**YOUR INSTRUCTIONS**
Exactly reproduce each entry, leaving out nothing.

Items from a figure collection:

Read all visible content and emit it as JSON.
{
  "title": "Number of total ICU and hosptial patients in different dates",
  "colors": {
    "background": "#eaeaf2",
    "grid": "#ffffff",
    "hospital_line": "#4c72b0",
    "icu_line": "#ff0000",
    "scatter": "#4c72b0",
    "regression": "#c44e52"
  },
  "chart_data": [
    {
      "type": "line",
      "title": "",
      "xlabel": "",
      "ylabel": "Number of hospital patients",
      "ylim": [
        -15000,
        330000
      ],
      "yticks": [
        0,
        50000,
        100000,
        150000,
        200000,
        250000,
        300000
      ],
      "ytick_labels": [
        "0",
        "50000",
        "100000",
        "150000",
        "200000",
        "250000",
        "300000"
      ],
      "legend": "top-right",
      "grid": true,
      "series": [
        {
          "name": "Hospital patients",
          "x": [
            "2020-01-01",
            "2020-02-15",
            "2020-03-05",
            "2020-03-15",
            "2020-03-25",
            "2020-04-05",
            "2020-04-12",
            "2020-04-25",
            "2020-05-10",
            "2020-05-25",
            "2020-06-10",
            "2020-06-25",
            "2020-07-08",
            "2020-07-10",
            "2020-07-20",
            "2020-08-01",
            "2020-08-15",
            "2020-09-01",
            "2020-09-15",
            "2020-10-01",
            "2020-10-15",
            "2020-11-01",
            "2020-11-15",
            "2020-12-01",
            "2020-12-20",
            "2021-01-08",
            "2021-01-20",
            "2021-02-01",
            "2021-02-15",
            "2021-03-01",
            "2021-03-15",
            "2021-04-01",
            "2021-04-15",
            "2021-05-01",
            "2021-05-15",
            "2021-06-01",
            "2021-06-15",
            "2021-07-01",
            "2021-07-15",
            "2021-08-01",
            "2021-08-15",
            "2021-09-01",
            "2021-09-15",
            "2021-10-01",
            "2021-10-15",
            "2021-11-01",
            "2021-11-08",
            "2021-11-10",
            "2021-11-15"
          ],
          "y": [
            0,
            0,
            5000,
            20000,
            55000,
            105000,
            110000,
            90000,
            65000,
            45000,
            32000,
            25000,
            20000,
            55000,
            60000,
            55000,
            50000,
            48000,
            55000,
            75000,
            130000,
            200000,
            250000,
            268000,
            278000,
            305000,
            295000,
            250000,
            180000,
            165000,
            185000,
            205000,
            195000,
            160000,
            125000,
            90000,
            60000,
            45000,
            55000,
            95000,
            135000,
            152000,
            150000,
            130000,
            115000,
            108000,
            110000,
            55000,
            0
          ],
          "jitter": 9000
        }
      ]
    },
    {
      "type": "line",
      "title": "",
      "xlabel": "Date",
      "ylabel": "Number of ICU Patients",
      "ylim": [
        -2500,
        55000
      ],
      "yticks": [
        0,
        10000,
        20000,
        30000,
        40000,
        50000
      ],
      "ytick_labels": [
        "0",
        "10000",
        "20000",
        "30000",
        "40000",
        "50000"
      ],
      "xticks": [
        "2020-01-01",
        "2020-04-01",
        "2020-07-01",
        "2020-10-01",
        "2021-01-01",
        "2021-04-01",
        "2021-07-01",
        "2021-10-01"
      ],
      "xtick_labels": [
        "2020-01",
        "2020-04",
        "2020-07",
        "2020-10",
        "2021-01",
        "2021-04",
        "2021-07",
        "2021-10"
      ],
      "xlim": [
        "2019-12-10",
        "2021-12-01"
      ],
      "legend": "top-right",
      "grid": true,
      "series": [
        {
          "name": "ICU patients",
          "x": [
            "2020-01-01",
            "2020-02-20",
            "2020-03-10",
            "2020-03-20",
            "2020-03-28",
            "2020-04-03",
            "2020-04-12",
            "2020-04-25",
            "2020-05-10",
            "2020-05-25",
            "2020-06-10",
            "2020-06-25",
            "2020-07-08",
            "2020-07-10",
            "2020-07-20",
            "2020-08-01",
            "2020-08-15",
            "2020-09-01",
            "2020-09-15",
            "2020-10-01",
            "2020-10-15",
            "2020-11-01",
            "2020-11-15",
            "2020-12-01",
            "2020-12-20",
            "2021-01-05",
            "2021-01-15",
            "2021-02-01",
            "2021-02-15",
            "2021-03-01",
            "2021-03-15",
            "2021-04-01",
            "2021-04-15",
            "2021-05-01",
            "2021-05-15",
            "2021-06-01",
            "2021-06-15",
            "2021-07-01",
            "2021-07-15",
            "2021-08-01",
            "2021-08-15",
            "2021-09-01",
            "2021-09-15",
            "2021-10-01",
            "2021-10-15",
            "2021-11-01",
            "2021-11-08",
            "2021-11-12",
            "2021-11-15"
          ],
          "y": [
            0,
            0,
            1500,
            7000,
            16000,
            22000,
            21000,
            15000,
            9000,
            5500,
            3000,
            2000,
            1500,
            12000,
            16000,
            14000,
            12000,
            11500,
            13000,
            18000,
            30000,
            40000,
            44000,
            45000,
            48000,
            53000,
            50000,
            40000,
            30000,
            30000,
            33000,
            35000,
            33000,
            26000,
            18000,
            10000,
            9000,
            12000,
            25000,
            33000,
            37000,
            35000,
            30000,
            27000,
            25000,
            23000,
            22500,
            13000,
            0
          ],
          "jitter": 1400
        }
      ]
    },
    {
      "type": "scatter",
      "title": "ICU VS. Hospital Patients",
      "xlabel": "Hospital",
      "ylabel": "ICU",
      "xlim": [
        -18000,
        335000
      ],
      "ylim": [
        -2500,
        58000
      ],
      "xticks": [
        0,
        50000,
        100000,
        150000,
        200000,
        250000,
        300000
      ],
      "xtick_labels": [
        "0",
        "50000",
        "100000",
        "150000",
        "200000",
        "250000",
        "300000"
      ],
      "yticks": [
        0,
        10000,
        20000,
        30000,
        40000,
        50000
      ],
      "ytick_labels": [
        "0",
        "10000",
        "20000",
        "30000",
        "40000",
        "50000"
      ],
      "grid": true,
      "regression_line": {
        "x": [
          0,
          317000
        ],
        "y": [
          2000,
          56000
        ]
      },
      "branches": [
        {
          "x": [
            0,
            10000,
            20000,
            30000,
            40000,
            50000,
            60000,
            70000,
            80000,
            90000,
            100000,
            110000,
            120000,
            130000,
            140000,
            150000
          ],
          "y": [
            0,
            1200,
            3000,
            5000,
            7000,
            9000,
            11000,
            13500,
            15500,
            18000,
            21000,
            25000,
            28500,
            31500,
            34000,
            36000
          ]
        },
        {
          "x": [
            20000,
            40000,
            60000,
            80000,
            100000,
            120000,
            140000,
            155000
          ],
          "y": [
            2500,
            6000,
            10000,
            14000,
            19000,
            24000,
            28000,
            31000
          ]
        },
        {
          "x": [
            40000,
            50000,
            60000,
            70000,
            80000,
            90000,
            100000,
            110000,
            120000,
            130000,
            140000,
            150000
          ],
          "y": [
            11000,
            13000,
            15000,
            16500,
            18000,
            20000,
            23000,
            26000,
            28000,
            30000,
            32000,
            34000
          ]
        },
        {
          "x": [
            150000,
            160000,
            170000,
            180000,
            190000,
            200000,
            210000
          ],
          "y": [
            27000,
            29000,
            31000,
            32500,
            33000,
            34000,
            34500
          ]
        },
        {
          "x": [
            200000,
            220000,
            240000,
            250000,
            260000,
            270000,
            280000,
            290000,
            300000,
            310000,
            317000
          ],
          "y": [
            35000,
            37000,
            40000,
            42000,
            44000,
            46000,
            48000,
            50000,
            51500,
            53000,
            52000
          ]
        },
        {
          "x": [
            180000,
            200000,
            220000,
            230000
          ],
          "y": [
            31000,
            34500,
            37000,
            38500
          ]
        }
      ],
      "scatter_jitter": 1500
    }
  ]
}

**RESULT**
Read all visible content and emit it as JSON.
{
  "title": "Number of total ICU and hosptial patients in different dates",
  "colors": {
    "background": "#eaeaf2",
    "grid": "#ffffff",
    "hospital_line": "#4c72b0",
    "icu_line": "#ff0000",
    "scatter": "#4c72b0",
    "regression": "#c44e52"
  },
  "chart_data": [
    {
      "type": "line",
      "title": "",
      "xlabel": "",
      "ylabel": "Number of hospital patients",
      "ylim": [
        -15000,
        330000
      ],
      "yticks": [
        0,
        50000,
        100000,
        150000,
        200000,
        250000,
        300000
      ],
      "ytick_labels": [
        "0",
        "50000",
        "100000",
        "150000",
        "200000",
        "250000",
        "300000"
      ],
      "legend": "top-right",
      "grid": true,
      "series": [
        {
          "name": "Hospital patients",
          "x": [
            "2020-01-01",
            "2020-02-15",
            "2020-03-05",
            "2020-03-15",
            "2020-03-25",
            "2020-04-05",
            "2020-04-12",
            "2020-04-25",
            "2020-05-10",
            "2020-05-25",
            "2020-06-10",
            "2020-06-25",
            "2020-07-08",
            "2020-07-10",
            "2020-07-20",
            "2020-08-01",
            "2020-08-15",
            "2020-09-01",
            "2020-09-15",
            "2020-10-01",
            "2020-10-15",
            "2020-11-01",
            "2020-11-15",
            "2020-12-01",
            "2020-12-20",
            "2021-01-08",
            "2021-01-20",
            "2021-02-01",
            "2021-02-15",
            "2021-03-01",
            "2021-03-15",
            "2021-04-01",
            "2021-04-15",
            "2021-05-01",
            "2021-05-15",
            "2021-06-01",
            "2021-06-15",
            "2021-07-01",
            "2021-07-15",
            "2021-08-01",
            "2021-08-15",
            "2021-09-01",
            "2021-09-15",
            "2021-10-01",
            "2021-10-15",
            "2021-11-01",
            "2021-11-08",
            "2021-11-10",
            "2021-11-15"
          ],
          "y": [
            0,
            0,
            5000,
            20000,
            55000,
            105000,
            110000,
            90000,
            65000,
            45000,
            32000,
            25000,
            20000,
            55000,
            60000,
            55000,
            50000,
            48000,
            55000,
            75000,
            130000,
            200000,
            250000,
            268000,
            278000,
            305000,
            295000,
            250000,
            180000,
            165000,
            185000,
            205000,
            195000,
            160000,
            125000,
            90000,
            60000,
            45000,
            55000,
            95000,
            135000,
            152000,
            150000,
            130000,
            115000,
            108000,
            110000,
            55000,
            0
          ],
          "jitter": 9000
        }
      ]
    },
    {
      "type": "line",
      "title": "",
      "xlabel": "Date",
      "ylabel": "Number of ICU Patients",
      "ylim": [
        -2500,
        55000
      ],
      "yticks": [
        0,
        10000,
        20000,
        30000,
        40000,
        50000
      ],
      "ytick_labels": [
        "0",
        "10000",
        "20000",
        "30000",
        "40000",
        "50000"
      ],
      "xticks": [
        "2020-01-01",
        "2020-04-01",
        "2020-07-01",
        "2020-10-01",
        "2021-01-01",
        "2021-04-01",
        "2021-07-01",
        "2021-10-01"
      ],
      "xtick_labels": [
        "2020-01",
        "2020-04",
        "2020-07",
        "2020-10",
        "2021-01",
        "2021-04",
        "2021-07",
        "2021-10"
      ],
      "xlim": [
        "2019-12-10",
        "2021-12-01"
      ],
      "legend": "top-right",
      "grid": true,
      "series": [
        {
          "name": "ICU patients",
          "x": [
            "2020-01-01",
            "2020-02-20",
            "2020-03-10",
            "2020-03-20",
            "2020-03-28",
            "2020-04-03",
            "2020-04-12",
            "2020-04-25",
            "2020-05-10",
            "2020-05-25",
            "2020-06-10",
            "2020-06-25",
            "2020-07-08",
            "2020-07-10",
            "2020-07-20",
            "2020-08-01",
            "2020-08-15",
            "2020-09-01",
            "2020-09-15",
            "2020-10-01",
            "2020-10-15",
            "2020-11-01",
            "2020-11-15",
            "2020-12-01",
            "2020-12-20",
            "2021-01-05",
            "2021-01-15",
            "2021-02-01",
            "2021-02-15",
            "2021-03-01",
            "2021-03-15",
            "2021-04-01",
            "2021-04-15",
            "2021-05-01",
            "2021-05-15",
            "2021-06-01",
            "2021-06-15",
            "2021-07-01",
            "2021-07-15",
            "2021-08-01",
            "2021-08-15",
            "2021-09-01",
            "2021-09-15",
            "2021-10-01",
            "2021-10-15",
            "2021-11-01",
            "2021-11-08",
            "2021-11-12",
            "2021-11-15"
          ],
          "y": [
            0,
            0,
            1500,
            7000,
            16000,
            22000,
            21000,
            15000,
            9000,
            5500,
            3000,
            2000,
            1500,
            12000,
            16000,
            14000,
            12000,
            11500,
            13000,
            18000,
            30000,
            40000,
            44000,
            45000,
            48000,
            53000,
            50000,
            40000,
            30000,
            30000,
            33000,
            35000,
            33000,
            26000,
            18000,
            10000,
            9000,
            12000,
            25000,
            33000,
            37000,
            35000,
            30000,
            27000,
            25000,
            23000,
            22500,
            13000,
            0
          ],
          "jitter": 1400
        }
      ]
    },
    {
      "type": "scatter",
      "title": "ICU VS. Hospital Patients",
      "xlabel": "Hospital",
      "ylabel": "ICU",
      "xlim": [
        -18000,
        335000
      ],
      "ylim": [
        -2500,
        58000
      ],
      "xticks": [
        0,
        50000,
        100000,
        150000,
        200000,
        250000,
        300000
      ],
      "xtick_labels": [
        "0",
        "50000",
        "100000",
        "150000",
        "200000",
        "250000",
        "300000"
      ],
      "yticks": [
        0,
        10000,
        20000,
        30000,
        40000,
        50000
      ],
      "ytick_labels": [
        "0",
        "10000",
        "20000",
        "30000",
        "40000",
        "50000"
      ],
      "grid": true,
      "regression_line": {
        "x": [
          0,
          317000
        ],
        "y": [
          2000,
          56000
        ]
      },
      "branches": [
        {
          "x": [
            0,
            10000,
            20000,
            30000,
            40000,
            50000,
            60000,
            70000,
            80000,
            90000,
            100000,
            110000,
            120000,
            130000,
            140000,
            150000
          ],
          "y": [
            0,
            1200,
            3000,
            5000,
            7000,
            9000,
            11000,
            13500,
            15500,
            18000,
            21000,
            25000,
            28500,
            31500,
            34000,
            36000
          ]
        },
        {
          "x": [
            20000,
            40000,
            60000,
            80000,
            100000,
            120000,
            140000,
            155000
          ],
          "y": [
            2500,
            6000,
            10000,
            14000,
            19000,
            24000,
            28000,
            31000
          ]
        },
        {
          "x": [
            40000,
            50000,
            60000,
            70000,
            80000,
            90000,
            100000,
            110000,
            120000,
            130000,
            140000,
            150000
          ],
          "y": [
            11000,
            13000,
            15000,
            16500,
            18000,
            20000,
            23000,
            26000,
            28000,
            30000,
            32000,
            34000
          ]
        },
        {
          "x": [
            150000,
            160000,
            170000,
            180000,
            190000,
            200000,
            210000
          ],
          "y": [
            27000,
            29000,
            31000,
            32500,
            33000,
            34000,
            34500
          ]
        },
        {
          "x": [
            200000,
            220000,
            240000,
            250000,
            260000,
            270000,
            280000,
            290000,
            300000,
            310000,
            317000
          ],
          "y": [
            35000,
            37000,
            40000,
            42000,
            44000,
            46000,
            48000,
            50000,
            51500,
            53000,
            52000
          ]
        },
        {
          "x": [
            180000,
            200000,
            220000,
            230000
          ],
          "y": [
            31000,
            34500,
            37000,
            38500
          ]
        }
      ],
      "scatter_jitter": 1500
    }
  ]
}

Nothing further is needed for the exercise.